**Some records:**
☆ ☆ ☆ ☆ ☆

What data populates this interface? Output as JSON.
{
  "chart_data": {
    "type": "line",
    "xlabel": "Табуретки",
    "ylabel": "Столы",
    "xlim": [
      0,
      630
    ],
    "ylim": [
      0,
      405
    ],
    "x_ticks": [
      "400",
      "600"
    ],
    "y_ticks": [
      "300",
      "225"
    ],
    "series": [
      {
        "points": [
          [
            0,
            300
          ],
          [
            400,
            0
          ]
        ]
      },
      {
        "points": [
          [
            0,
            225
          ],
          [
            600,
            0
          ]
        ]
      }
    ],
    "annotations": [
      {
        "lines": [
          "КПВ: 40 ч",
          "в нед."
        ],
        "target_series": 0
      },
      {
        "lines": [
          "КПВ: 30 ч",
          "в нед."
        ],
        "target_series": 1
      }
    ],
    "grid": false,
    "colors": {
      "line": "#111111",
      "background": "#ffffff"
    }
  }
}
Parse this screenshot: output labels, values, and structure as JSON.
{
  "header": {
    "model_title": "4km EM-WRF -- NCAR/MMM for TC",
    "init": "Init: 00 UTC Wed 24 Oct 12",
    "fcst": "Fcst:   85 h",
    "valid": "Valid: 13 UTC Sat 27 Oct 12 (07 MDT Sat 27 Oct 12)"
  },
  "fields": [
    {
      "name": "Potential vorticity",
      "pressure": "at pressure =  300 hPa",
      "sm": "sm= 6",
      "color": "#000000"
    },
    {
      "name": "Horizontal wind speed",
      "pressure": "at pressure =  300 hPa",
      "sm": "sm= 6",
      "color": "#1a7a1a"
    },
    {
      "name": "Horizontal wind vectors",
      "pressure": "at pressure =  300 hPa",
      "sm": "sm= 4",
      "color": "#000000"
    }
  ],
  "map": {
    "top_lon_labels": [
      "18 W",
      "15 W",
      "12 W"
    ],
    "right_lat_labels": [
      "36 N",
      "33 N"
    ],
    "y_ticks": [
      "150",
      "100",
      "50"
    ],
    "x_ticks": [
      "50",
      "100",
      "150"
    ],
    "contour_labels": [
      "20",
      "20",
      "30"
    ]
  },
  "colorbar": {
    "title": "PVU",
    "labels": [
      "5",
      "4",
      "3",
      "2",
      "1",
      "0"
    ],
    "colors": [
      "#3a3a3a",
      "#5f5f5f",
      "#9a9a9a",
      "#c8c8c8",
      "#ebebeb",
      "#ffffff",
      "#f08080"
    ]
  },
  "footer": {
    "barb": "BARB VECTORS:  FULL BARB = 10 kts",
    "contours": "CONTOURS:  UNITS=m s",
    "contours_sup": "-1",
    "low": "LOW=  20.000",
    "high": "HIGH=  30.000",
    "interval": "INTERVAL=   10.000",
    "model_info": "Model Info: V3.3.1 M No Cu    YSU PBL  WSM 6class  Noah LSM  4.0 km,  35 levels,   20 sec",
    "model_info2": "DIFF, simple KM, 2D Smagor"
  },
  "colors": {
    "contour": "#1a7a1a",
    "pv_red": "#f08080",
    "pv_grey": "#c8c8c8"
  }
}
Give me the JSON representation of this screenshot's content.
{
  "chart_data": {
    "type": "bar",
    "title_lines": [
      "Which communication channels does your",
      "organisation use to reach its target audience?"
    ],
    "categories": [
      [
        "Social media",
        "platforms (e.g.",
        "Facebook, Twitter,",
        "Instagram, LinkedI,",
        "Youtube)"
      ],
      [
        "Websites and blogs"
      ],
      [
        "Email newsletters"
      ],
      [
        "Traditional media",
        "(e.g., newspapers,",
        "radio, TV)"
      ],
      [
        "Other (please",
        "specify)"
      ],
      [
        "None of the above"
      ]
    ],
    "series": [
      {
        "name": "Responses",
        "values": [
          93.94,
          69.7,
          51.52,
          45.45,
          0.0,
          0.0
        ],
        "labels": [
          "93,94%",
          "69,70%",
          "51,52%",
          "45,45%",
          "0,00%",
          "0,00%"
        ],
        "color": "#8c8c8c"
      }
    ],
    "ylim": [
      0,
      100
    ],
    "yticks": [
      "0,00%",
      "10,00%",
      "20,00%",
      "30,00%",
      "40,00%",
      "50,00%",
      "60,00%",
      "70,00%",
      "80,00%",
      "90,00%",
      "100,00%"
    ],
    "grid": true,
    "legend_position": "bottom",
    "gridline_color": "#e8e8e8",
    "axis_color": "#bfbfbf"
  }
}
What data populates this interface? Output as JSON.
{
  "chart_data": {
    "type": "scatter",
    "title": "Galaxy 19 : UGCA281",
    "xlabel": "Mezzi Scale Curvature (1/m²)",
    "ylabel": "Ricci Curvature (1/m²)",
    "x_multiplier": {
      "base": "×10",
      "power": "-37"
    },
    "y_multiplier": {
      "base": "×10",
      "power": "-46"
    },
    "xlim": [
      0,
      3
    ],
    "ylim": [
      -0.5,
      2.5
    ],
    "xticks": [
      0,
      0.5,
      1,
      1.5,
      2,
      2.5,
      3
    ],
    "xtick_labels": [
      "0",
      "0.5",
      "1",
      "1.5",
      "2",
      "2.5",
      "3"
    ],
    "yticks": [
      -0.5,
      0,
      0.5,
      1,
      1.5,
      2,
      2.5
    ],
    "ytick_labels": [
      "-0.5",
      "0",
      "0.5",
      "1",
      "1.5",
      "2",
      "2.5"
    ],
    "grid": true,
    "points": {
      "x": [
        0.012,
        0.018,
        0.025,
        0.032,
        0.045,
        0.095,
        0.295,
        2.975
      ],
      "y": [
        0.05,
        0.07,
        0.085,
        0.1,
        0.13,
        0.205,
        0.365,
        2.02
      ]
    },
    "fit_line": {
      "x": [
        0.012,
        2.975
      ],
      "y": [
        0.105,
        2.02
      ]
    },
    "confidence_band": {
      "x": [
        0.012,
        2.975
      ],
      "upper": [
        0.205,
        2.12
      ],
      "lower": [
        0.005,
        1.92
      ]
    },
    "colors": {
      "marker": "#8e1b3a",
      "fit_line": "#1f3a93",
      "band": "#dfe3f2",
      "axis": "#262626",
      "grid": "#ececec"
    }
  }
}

☆ ☆ ☆ ☆ ☆

**What you will do:**
Reproduce the material precisely, including every line.

**Result for this task:**
What data populates this interface? Output as JSON.
{
  "chart_data": {
    "type": "line",
    "xlabel": "Табуретки",
    "ylabel": "Столы",
    "xlim": [
      0,
      630
    ],
    "ylim": [
      0,
      405
    ],
    "x_ticks": [
      "400",
      "600"
    ],
    "y_ticks": [
      "300",
      "225"
    ],
    "series": [
      {
        "points": [
          [
            0,
            300
          ],
          [
            400,
            0
          ]
        ]
      },
      {
        "points": [
          [
            0,
            225
          ],
          [
            600,
            0
          ]
        ]
      }
    ],
    "annotations": [
      {
        "lines": [
          "КПВ: 40 ч",
          "в нед."
        ],
        "target_series": 0
      },
      {
        "lines": [
          "КПВ: 30 ч",
          "в нед."
        ],
        "target_series": 1
      }
    ],
    "grid": false,
    "colors": {
      "line": "#111111",
      "background": "#ffffff"
    }
  }
}
Parse this screenshot: output labels, values, and structure as JSON.
{
  "header": {
    "model_title": "4km EM-WRF -- NCAR/MMM for TC",
    "init": "Init: 00 UTC Wed 24 Oct 12",
    "fcst": "Fcst:   85 h",
    "valid": "Valid: 13 UTC Sat 27 Oct 12 (07 MDT Sat 27 Oct 12)"
  },
  "fields": [
    {
      "name": "Potential vorticity",
      "pressure": "at pressure =  300 hPa",
      "sm": "sm= 6",
      "color": "#000000"
    },
    {
      "name": "Horizontal wind speed",
      "pressure": "at pressure =  300 hPa",
      "sm": "sm= 6",
      "color": "#1a7a1a"
    },
    {
      "name": "Horizontal wind vectors",
      "pressure": "at pressure =  300 hPa",
      "sm": "sm= 4",
      "color": "#000000"
    }
  ],
  "map": {
    "top_lon_labels": [
      "18 W",
      "15 W",
      "12 W"
    ],
    "right_lat_labels": [
      "36 N",
      "33 N"
    ],
    "y_ticks": [
      "150",
      "100",
      "50"
    ],
    "x_ticks": [
      "50",
      "100",
      "150"
    ],
    "contour_labels": [
      "20",
      "20",
      "30"
    ]
  },
  "colorbar": {
    "title": "PVU",
    "labels": [
      "5",
      "4",
      "3",
      "2",
      "1",
      "0"
    ],
    "colors": [
      "#3a3a3a",
      "#5f5f5f",
      "#9a9a9a",
      "#c8c8c8",
      "#ebebeb",
      "#ffffff",
      "#f08080"
    ]
  },
  "footer": {
    "barb": "BARB VECTORS:  FULL BARB = 10 kts",
    "contours": "CONTOURS:  UNITS=m s",
    "contours_sup": "-1",
    "low": "LOW=  20.000",
    "high": "HIGH=  30.000",
    "interval": "INTERVAL=   10.000",
    "model_info": "Model Info: V3.3.1 M No Cu    YSU PBL  WSM 6class  Noah LSM  4.0 km,  35 levels,   20 sec",
    "model_info2": "DIFF, simple KM, 2D Smagor"
  },
  "colors": {
    "contour": "#1a7a1a",
    "pv_red": "#f08080",
    "pv_grey": "#c8c8c8"
  }
}
Give me the JSON representation of this screenshot's content.
{
  "chart_data": {
    "type": "bar",
    "title_lines": [
      "Which communication channels does your",
      "organisation use to reach its target audience?"
    ],
    "categories": [
      [
        "Social media",
        "platforms (e.g.",
        "Facebook, Twitter,",
        "Instagram, LinkedI,",
        "Youtube)"
      ],
      [
        "Websites and blogs"
      ],
      [
        "Email newsletters"
      ],
      [
        "Traditional media",
        "(e.g., newspapers,",
        "radio, TV)"
      ],
      [
        "Other (please",
        "specify)"
      ],
      [
        "None of the above"
      ]
    ],
    "series": [
      {
        "name": "Responses",
        "values": [
          93.94,
          69.7,
          51.52,
          45.45,
          0.0,
          0.0
        ],
        "labels": [
          "93,94%",
          "69,70%",
          "51,52%",
          "45,45%",
          "0,00%",
          "0,00%"
        ],
        "color": "#8c8c8c"
      }
    ],
    "ylim": [
      0,
      100
    ],
    "yticks": [
      "0,00%",
      "10,00%",
      "20,00%",
      "30,00%",
      "40,00%",
      "50,00%",
      "60,00%",
      "70,00%",
      "80,00%",
      "90,00%",
      "100,00%"
    ],
    "grid": true,
    "legend_position": "bottom",
    "gridline_color": "#e8e8e8",
    "axis_color": "#bfbfbf"
  }
}
What data populates this interface? Output as JSON.
{
  "chart_data": {
    "type": "scatter",
    "title": "Galaxy 19 : UGCA281",
    "xlabel": "Mezzi Scale Curvature (1/m²)",
    "ylabel": "Ricci Curvature (1/m²)",
    "x_multiplier": {
      "base": "×10",
      "power": "-37"
    },
    "y_multiplier": {
      "base": "×10",
      "power": "-46"
    },
    "xlim": [
      0,
      3
    ],
    "ylim": [
      -0.5,
      2.5
    ],
    "xticks": [
      0,
      0.5,
      1,
      1.5,
      2,
      2.5,
      3
    ],
    "xtick_labels": [
      "0",
      "0.5",
      "1",
      "1.5",
      "2",
      "2.5",
      "3"
    ],
    "yticks": [
      -0.5,
      0,
      0.5,
      1,
      1.5,
      2,
      2.5
    ],
    "ytick_labels": [
      "-0.5",
      "0",
      "0.5",
      "1",
      "1.5",
      "2",
      "2.5"
    ],
    "grid": true,
    "points": {
      "x": [
        0.012,
        0.018,
        0.025,
        0.032,
        0.045,
        0.095,
        0.295,
        2.975
      ],
      "y": [
        0.05,
        0.07,
        0.085,
        0.1,
        0.13,
        0.205,
        0.365,
        2.02
      ]
    },
    "fit_line": {
      "x": [
        0.012,
        2.975
      ],
      "y": [
        0.105,
        2.02
      ]
    },
    "confidence_band": {
      "x": [
        0.012,
        2.975
      ],
      "upper": [
        0.205,
        2.12
      ],
      "lower": [
        0.005,
        1.92
      ]
    },
    "colors": {
      "marker": "#8e1b3a",
      "fit_line": "#1f3a93",
      "band": "#dfe3f2",
      "axis": "#262626",
      "grid": "#ececec"
    }
  }
}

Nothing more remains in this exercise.